• Set exercise: Each record must be retyped in full. No character may differ.

[A run of records]
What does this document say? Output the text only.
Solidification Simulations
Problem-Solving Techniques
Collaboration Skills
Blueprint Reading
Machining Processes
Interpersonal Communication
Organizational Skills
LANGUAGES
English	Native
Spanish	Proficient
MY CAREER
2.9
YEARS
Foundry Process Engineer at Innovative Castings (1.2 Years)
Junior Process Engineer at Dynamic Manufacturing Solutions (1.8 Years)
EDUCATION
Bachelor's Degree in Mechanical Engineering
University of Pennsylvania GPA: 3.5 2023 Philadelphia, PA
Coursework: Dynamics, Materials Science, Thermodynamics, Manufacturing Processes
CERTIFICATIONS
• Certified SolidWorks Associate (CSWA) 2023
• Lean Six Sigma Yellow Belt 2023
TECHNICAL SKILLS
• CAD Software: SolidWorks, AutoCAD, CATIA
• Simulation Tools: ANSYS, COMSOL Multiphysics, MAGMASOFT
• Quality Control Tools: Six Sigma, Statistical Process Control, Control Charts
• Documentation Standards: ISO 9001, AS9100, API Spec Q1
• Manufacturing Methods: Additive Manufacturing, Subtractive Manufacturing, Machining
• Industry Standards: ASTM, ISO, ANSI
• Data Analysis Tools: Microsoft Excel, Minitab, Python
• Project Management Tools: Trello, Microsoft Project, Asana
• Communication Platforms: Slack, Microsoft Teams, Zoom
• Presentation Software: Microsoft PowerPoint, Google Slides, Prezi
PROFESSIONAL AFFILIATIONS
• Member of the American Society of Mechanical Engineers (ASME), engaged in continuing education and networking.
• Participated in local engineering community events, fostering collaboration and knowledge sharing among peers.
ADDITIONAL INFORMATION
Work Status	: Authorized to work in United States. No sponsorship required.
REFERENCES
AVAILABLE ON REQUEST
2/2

• Answer below:
What does this document say? Output the text only.
Solidification Simulations
Problem-Solving Techniques
Collaboration Skills
Blueprint Reading
Machining Processes
Interpersonal Communication
Organizational Skills
LANGUAGES
English	Native
Spanish	Proficient
MY CAREER
2.9
YEARS
Foundry Process Engineer at Innovative Castings (1.2 Years)
Junior Process Engineer at Dynamic Manufacturing Solutions (1.8 Years)
EDUCATION
Bachelor's Degree in Mechanical Engineering
University of Pennsylvania GPA: 3.5 2023 Philadelphia, PA
Coursework: Dynamics, Materials Science, Thermodynamics, Manufacturing Processes
CERTIFICATIONS
• Certified SolidWorks Associate (CSWA) 2023
• Lean Six Sigma Yellow Belt 2023
TECHNICAL SKILLS
• CAD Software: SolidWorks, AutoCAD, CATIA
• Simulation Tools: ANSYS, COMSOL Multiphysics, MAGMASOFT
• Quality Control Tools: Six Sigma, Statistical Process Control, Control Charts
• Documentation Standards: ISO 9001, AS9100, API Spec Q1
• Manufacturing Methods: Additive Manufacturing, Subtractive Manufacturing, Machining
• Industry Standards: ASTM, ISO, ANSI
• Data Analysis Tools: Microsoft Excel, Minitab, Python
• Project Management Tools: Trello, Microsoft Project, Asana
• Communication Platforms: Slack, Microsoft Teams, Zoom
• Presentation Software: Microsoft PowerPoint, Google Slides, Prezi
PROFESSIONAL AFFILIATIONS
• Member of the American Society of Mechanical Engineers (ASME), engaged in continuing education and networking.
• Participated in local engineering community events, fostering collaboration and knowledge sharing among peers.
ADDITIONAL INFORMATION
Work Status	: Authorized to work in United States. No sponsorship required.
REFERENCES
AVAILABLE ON REQUEST
2/2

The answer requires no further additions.